Stated problem - Return all of the entries exactly, with nothing added or left out.

::::::::::

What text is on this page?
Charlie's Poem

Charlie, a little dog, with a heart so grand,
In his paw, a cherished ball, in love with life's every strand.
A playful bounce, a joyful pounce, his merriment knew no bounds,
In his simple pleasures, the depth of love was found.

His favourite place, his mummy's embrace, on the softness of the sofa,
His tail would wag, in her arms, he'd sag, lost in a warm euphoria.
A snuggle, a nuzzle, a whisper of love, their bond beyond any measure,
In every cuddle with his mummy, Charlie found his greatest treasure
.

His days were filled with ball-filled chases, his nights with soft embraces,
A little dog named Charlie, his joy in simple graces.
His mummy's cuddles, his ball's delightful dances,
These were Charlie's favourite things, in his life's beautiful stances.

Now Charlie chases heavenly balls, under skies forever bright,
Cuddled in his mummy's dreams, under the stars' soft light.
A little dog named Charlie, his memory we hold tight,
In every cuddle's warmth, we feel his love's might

::::::::::

Response to this task -
What text is on this page?
Charlie's Poem

Charlie, a little dog, with a heart so grand,
In his paw, a cherished ball, in love with life's every strand.
A playful bounce, a joyful pounce, his merriment knew no bounds,
In his simple pleasures, the depth of love was found.

His favourite place, his mummy's embrace, on the softness of the sofa,
His tail would wag, in her arms, he'd sag, lost in a warm euphoria.
A snuggle, a nuzzle, a whisper of love, their bond beyond any measure,
In every cuddle with his mummy, Charlie found his greatest treasure
.

His days were filled with ball-filled chases, his nights with soft embraces,
A little dog named Charlie, his joy in simple graces.
His mummy's cuddles, his ball's delightful dances,
These were Charlie's favourite things, in his life's beautiful stances.

Now Charlie chases heavenly balls, under skies forever bright,
Cuddled in his mummy's dreams, under the stars' soft light.
A little dog named Charlie, his memory we hold tight,
In every cuddle's warmth, we feel his love's might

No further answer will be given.